-------- DATA SUPPLIED --------

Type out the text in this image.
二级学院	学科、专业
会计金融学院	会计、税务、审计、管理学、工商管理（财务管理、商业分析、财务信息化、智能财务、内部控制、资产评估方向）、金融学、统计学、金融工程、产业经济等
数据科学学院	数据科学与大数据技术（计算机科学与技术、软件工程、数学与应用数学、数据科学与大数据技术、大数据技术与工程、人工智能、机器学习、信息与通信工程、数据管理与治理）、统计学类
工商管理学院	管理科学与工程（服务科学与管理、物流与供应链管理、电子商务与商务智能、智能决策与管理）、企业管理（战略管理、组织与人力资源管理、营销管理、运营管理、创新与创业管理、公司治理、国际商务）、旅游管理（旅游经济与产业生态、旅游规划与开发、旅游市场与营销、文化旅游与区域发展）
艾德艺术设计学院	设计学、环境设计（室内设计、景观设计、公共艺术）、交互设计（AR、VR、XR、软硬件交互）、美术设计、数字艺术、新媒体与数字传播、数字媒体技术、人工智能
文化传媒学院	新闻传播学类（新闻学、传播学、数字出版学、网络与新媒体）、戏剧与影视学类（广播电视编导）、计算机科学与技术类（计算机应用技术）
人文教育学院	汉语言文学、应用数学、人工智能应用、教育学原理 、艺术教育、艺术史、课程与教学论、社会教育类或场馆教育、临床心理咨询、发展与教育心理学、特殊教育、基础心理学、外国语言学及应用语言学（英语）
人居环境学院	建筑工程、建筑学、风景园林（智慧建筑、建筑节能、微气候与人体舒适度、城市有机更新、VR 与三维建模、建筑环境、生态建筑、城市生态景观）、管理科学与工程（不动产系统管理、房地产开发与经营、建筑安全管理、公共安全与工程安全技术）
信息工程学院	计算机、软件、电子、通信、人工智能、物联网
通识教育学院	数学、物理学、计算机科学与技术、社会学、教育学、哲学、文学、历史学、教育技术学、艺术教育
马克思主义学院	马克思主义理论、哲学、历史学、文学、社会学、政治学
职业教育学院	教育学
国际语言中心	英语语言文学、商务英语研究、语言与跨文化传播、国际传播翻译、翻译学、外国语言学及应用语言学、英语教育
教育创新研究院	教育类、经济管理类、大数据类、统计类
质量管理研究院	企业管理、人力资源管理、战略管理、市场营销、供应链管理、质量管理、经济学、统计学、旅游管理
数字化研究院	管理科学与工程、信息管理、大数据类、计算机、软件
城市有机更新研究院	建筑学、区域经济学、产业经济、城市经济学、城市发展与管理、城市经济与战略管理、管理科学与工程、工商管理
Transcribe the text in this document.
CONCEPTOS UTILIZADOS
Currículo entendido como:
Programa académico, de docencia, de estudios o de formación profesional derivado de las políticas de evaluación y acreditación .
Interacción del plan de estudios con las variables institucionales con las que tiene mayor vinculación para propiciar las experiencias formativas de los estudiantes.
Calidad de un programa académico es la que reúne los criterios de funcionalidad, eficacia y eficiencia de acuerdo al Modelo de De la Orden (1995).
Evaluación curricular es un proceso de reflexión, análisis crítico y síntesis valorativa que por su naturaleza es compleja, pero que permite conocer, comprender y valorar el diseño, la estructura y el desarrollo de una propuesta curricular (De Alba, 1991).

--------

» **TASK OBJECTIVE**
Tell how many lines include "企业管理". The number is the whole answer.

» **OUTPUT**
2